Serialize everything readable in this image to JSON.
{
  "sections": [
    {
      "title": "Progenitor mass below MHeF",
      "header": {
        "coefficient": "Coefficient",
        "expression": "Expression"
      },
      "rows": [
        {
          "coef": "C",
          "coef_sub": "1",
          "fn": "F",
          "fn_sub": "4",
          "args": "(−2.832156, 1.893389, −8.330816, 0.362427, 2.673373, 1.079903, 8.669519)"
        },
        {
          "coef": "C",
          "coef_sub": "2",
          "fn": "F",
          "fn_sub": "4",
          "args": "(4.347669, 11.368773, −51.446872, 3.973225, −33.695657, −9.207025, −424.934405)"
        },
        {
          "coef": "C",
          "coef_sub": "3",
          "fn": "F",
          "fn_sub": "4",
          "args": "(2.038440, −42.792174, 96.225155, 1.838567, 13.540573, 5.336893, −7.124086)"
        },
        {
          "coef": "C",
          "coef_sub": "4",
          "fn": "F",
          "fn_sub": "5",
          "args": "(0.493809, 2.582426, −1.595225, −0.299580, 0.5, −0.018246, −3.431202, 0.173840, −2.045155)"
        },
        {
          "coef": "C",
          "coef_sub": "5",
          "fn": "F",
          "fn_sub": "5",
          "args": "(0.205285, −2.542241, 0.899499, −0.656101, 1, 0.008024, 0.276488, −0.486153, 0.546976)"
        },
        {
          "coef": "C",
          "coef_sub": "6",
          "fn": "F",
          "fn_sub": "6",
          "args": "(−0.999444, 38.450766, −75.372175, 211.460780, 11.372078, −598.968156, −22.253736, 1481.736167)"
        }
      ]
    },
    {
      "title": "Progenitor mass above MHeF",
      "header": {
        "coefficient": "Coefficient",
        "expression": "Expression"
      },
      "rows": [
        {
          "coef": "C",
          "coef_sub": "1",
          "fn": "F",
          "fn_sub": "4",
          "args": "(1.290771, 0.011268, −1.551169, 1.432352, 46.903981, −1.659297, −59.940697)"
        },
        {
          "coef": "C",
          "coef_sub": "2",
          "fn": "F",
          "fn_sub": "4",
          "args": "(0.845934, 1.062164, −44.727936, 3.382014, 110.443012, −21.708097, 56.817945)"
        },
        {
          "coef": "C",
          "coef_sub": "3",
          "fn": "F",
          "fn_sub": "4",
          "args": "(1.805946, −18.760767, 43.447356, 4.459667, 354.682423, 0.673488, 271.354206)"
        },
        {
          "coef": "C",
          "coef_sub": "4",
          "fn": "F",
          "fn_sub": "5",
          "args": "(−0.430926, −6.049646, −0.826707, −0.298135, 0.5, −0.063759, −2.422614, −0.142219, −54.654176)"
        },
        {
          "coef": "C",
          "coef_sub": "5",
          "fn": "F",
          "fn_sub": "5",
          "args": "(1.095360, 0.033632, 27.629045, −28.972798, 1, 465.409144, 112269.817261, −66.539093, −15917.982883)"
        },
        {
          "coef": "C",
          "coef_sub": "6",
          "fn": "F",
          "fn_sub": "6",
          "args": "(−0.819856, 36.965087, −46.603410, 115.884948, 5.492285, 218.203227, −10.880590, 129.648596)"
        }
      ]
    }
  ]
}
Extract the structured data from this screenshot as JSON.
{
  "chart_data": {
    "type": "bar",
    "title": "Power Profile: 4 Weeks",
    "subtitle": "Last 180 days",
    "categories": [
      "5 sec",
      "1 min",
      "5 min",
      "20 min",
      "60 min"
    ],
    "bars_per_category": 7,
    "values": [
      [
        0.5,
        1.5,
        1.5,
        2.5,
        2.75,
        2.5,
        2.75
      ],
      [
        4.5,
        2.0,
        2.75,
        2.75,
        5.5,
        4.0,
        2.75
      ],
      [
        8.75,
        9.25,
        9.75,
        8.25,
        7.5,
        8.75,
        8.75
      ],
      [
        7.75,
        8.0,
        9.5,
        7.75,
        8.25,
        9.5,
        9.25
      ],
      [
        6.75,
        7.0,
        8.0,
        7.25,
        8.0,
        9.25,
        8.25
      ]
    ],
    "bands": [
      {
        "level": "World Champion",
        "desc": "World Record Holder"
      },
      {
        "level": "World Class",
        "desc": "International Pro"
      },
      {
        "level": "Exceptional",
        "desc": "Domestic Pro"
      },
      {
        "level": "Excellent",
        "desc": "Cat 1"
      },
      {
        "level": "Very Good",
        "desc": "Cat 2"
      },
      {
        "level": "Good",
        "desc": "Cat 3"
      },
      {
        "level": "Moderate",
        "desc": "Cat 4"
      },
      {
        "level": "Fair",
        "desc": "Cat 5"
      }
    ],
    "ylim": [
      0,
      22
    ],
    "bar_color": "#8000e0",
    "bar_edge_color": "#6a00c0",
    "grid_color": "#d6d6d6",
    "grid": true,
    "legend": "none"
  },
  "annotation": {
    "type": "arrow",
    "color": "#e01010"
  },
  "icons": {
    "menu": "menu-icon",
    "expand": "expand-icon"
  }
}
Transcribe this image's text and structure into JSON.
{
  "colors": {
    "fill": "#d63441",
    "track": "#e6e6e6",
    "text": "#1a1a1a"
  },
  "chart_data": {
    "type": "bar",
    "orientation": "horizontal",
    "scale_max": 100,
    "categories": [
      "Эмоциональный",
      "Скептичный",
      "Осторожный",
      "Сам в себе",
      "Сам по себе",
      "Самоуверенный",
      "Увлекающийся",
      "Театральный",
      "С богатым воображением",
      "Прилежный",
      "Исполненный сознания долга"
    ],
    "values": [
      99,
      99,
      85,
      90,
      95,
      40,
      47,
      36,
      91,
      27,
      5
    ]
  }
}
· · · ·
## Task statement
Give back, exactly as written, the lines from the one with "Transcribe this image's" to the last line.

## Exercise answer
Transcribe this image's text and structure into JSON.
{
  "colors": {
    "fill": "#d63441",
    "track": "#e6e6e6",
    "text": "#1a1a1a"
  },
  "chart_data": {
    "type": "bar",
    "orientation": "horizontal",
    "scale_max": 100,
    "categories": [
      "Эмоциональный",
      "Скептичный",
      "Осторожный",
      "Сам в себе",
      "Сам по себе",
      "Самоуверенный",
      "Увлекающийся",
      "Театральный",
      "С богатым воображением",
      "Прилежный",
      "Исполненный сознания долга"
    ],
    "values": [
      99,
      99,
      85,
      90,
      95,
      40,
      47,
      36,
      91,
      27,
      5
    ]
  }
}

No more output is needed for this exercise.